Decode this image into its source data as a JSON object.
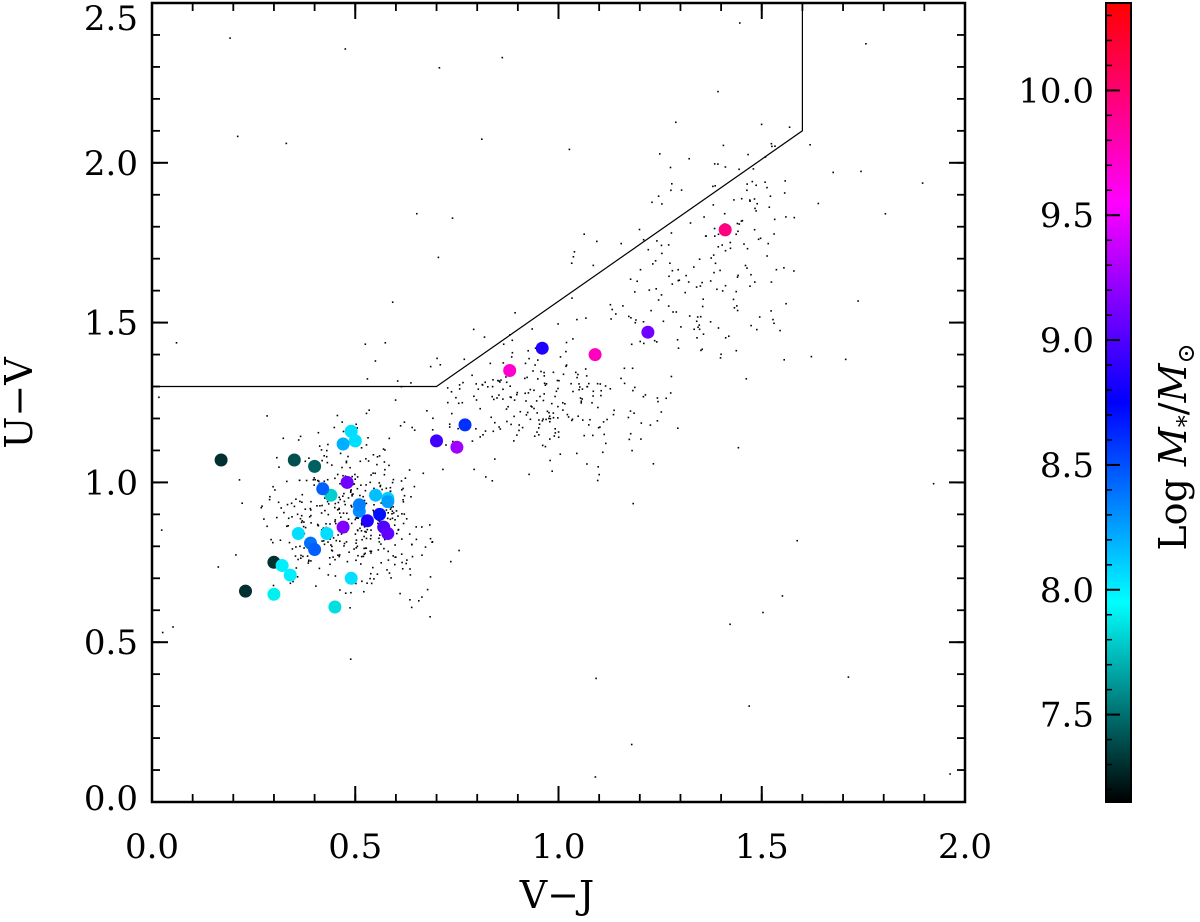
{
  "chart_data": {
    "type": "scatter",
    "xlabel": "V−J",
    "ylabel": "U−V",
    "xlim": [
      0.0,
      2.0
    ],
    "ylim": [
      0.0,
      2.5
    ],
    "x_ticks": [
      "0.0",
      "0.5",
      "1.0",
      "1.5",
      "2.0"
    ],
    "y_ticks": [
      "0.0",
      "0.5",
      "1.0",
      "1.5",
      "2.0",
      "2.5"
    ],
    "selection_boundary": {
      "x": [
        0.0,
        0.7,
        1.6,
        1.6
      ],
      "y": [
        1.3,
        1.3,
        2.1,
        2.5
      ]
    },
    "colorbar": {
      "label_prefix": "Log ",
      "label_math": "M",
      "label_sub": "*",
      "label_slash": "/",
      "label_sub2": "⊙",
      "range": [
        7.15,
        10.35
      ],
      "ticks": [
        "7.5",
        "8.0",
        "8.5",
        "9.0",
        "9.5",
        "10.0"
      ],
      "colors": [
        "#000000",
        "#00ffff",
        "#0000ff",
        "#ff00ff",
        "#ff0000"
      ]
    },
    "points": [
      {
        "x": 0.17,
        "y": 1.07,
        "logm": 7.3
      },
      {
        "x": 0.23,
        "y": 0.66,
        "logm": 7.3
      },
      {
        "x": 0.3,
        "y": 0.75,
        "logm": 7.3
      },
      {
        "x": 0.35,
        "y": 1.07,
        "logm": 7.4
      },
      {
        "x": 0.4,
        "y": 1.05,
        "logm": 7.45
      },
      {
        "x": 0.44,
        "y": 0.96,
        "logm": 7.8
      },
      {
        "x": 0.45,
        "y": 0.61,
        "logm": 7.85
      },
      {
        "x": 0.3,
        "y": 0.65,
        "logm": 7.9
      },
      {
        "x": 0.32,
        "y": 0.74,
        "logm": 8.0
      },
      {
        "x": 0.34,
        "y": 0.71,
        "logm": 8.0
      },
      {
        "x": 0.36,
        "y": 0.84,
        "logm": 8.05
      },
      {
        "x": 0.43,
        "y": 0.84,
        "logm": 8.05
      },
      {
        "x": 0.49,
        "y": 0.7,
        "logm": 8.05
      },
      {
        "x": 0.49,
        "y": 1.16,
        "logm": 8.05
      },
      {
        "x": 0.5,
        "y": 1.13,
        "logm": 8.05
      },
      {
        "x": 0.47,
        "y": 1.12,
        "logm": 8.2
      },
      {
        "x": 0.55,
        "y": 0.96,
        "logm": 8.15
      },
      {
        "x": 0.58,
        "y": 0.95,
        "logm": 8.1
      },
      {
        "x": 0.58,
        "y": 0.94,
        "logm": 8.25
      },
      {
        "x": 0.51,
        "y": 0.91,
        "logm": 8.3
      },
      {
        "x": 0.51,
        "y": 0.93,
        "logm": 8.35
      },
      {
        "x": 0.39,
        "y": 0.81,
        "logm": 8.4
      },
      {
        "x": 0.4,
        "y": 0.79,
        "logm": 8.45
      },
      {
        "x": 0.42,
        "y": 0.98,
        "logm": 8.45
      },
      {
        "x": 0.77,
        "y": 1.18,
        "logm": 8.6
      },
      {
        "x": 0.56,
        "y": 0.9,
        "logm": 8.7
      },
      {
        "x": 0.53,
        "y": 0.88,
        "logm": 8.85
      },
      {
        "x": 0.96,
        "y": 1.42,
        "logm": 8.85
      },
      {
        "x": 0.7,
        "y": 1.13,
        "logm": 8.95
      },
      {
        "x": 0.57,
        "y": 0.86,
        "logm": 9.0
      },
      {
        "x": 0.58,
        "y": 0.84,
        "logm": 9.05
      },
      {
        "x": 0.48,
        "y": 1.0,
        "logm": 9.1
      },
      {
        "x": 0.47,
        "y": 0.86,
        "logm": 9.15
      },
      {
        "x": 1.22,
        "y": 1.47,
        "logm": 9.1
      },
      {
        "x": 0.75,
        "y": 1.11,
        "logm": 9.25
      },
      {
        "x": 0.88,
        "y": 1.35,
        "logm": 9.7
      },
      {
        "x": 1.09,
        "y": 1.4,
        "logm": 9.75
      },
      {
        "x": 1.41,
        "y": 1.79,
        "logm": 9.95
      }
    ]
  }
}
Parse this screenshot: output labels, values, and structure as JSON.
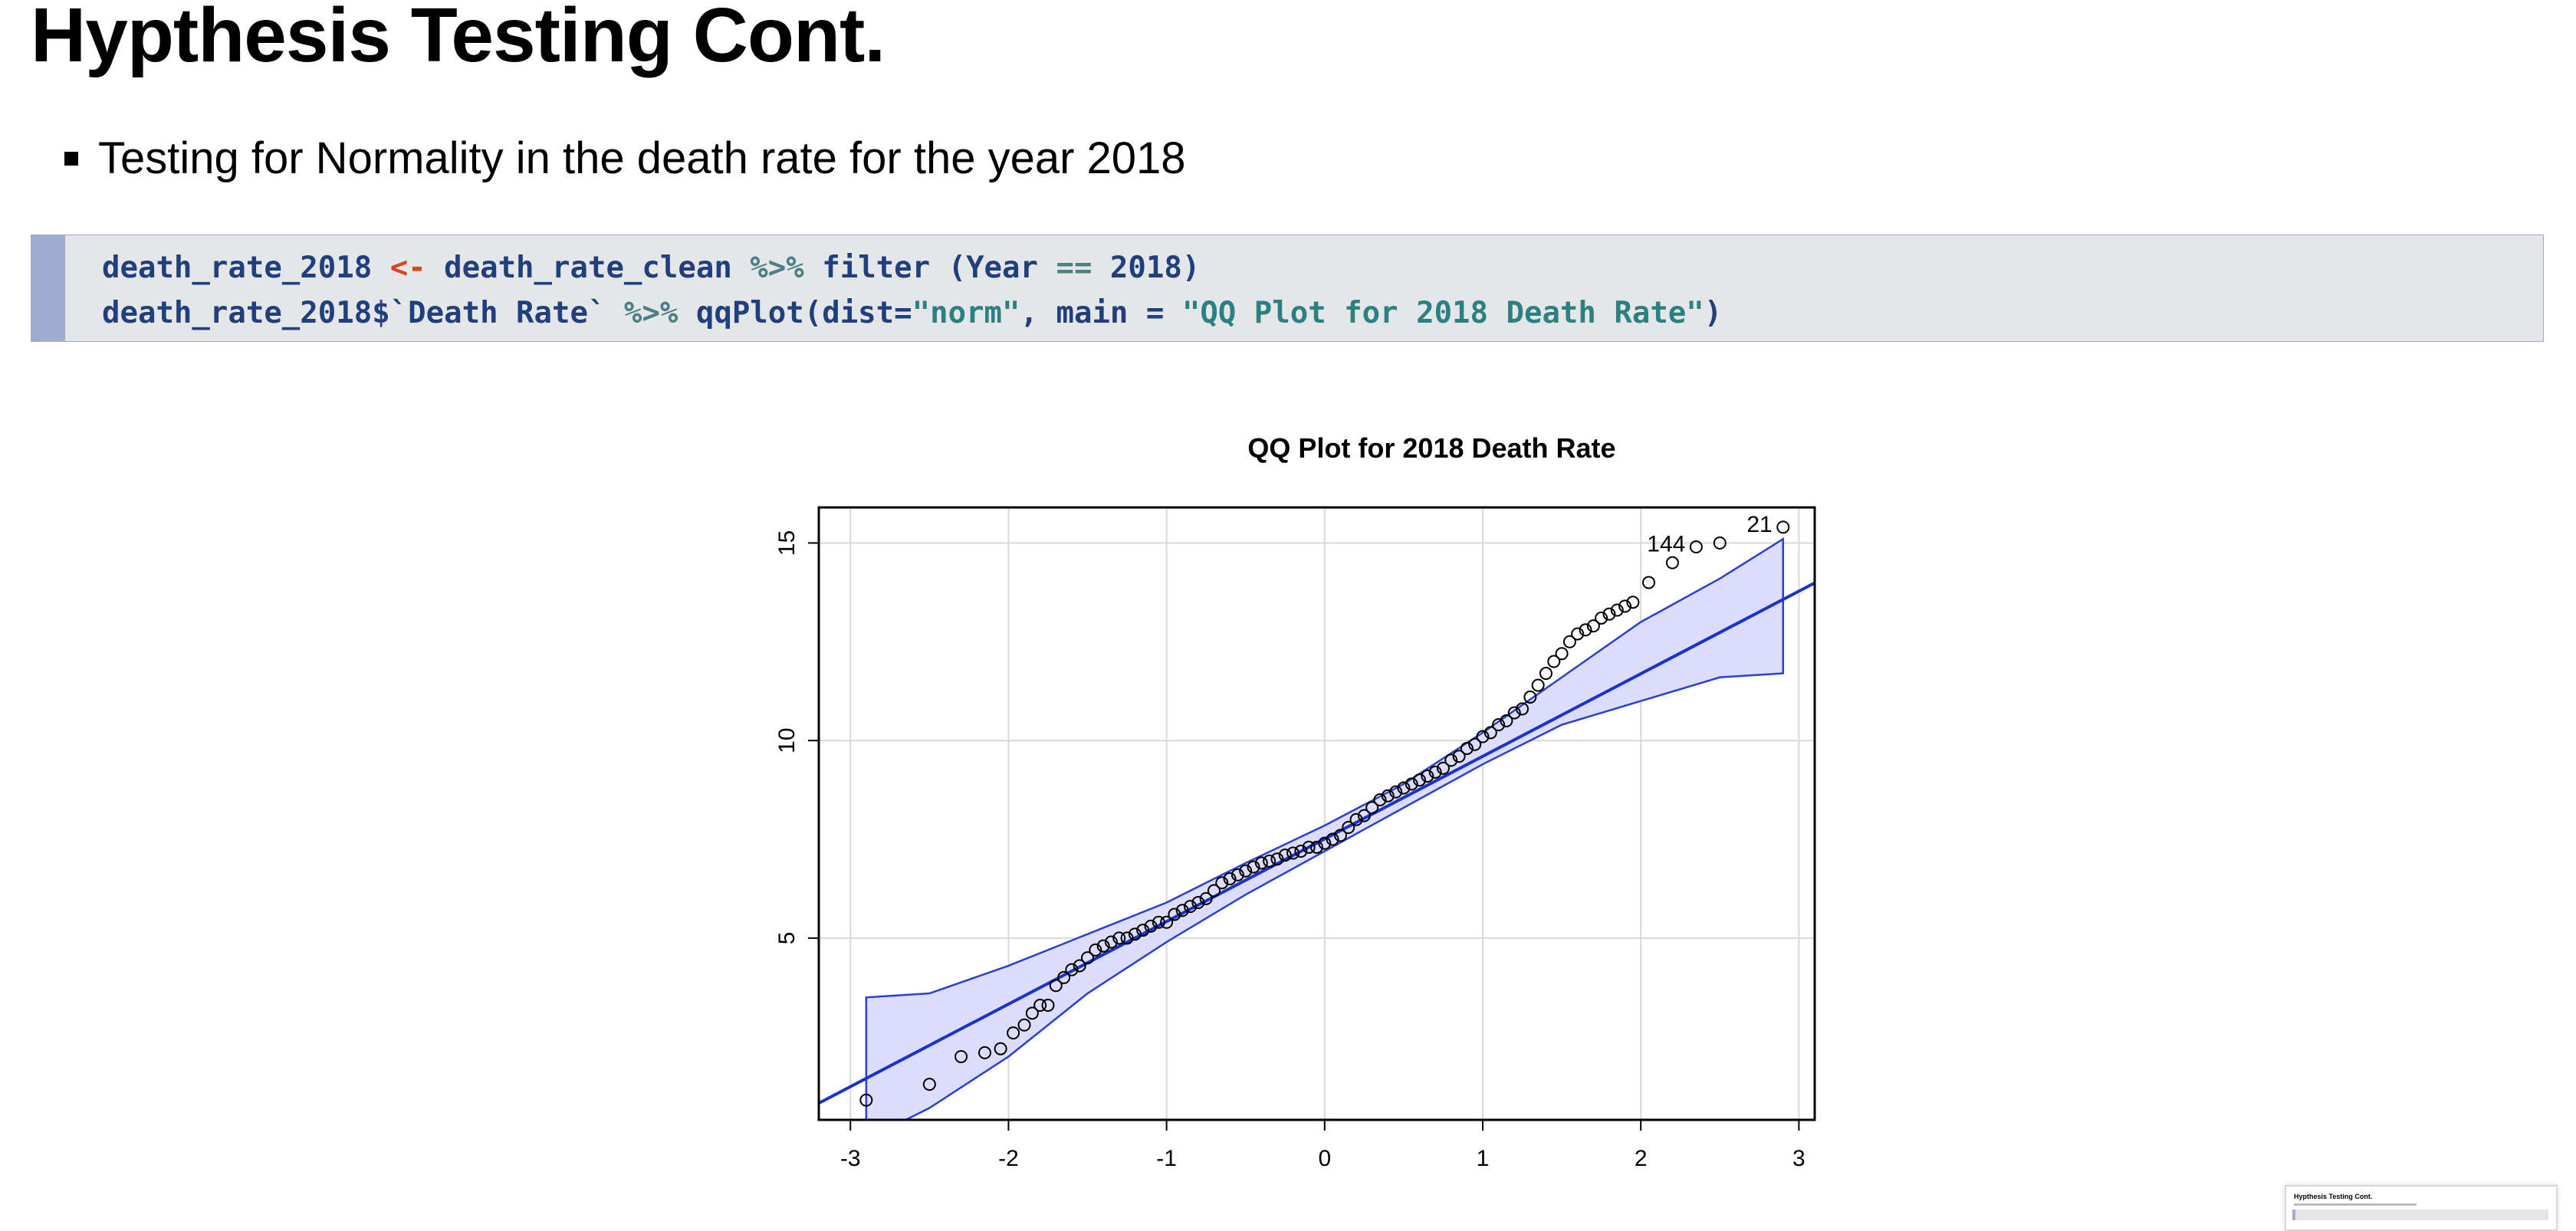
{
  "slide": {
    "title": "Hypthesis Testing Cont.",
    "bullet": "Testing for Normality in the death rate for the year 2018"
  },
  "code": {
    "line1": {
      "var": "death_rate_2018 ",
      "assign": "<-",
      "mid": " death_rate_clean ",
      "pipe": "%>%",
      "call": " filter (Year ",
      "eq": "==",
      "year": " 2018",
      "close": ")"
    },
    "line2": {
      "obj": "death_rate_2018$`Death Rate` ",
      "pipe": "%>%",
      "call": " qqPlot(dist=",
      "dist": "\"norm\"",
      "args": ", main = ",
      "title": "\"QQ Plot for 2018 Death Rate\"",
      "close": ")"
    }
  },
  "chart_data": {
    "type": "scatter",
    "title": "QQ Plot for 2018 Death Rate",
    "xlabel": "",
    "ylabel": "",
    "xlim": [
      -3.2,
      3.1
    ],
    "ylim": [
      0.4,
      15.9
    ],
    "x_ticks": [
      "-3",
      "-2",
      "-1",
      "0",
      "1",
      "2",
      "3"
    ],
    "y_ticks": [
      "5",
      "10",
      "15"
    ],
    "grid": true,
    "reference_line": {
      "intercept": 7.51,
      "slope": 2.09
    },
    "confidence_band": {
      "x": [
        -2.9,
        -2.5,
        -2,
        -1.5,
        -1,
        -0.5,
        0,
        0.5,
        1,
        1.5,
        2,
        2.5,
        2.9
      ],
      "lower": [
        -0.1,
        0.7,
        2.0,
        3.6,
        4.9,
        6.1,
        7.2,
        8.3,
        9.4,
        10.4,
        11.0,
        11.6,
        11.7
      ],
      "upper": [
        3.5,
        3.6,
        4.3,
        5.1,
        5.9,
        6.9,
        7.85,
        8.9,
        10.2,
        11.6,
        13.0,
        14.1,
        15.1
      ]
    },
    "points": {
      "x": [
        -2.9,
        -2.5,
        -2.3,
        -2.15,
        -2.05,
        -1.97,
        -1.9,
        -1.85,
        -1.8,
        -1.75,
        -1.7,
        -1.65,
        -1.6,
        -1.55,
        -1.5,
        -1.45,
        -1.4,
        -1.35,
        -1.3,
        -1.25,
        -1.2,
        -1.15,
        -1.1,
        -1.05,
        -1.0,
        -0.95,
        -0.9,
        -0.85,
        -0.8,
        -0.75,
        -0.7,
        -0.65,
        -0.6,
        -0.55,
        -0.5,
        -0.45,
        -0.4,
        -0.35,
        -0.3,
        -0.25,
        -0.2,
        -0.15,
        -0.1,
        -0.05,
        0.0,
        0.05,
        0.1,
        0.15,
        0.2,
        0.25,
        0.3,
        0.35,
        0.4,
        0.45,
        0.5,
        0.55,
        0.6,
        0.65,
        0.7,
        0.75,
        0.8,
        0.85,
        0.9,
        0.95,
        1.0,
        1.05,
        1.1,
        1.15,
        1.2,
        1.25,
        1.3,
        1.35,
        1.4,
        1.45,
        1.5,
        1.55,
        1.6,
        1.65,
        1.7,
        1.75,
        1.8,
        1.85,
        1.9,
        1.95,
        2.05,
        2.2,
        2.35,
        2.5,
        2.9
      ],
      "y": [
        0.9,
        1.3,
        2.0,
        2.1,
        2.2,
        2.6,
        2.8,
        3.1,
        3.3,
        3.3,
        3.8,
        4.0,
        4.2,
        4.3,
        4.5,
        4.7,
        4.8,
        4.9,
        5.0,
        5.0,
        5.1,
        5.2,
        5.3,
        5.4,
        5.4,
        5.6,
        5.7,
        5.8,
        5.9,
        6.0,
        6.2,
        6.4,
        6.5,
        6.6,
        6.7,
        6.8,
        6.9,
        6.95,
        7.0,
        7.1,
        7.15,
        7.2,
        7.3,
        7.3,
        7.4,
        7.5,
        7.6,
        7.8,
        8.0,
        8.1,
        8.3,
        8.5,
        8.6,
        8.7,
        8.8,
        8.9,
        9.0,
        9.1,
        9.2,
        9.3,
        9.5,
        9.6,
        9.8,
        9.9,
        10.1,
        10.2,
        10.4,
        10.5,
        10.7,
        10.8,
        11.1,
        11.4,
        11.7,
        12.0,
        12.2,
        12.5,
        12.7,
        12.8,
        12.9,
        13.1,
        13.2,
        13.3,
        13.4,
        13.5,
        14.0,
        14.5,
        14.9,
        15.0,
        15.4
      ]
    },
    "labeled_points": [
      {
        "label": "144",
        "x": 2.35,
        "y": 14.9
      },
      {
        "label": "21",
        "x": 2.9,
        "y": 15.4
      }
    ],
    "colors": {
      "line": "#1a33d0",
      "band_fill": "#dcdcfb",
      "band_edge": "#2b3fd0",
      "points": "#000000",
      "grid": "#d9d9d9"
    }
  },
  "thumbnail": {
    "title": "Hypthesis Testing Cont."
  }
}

####################

What is expected:
Look through the data above. Find each line with the string "this" and copy it.

Result of the task:
Decode this image into its source data as a JSON object.
Parse this screenshot: output labels, values, and structure as JSON.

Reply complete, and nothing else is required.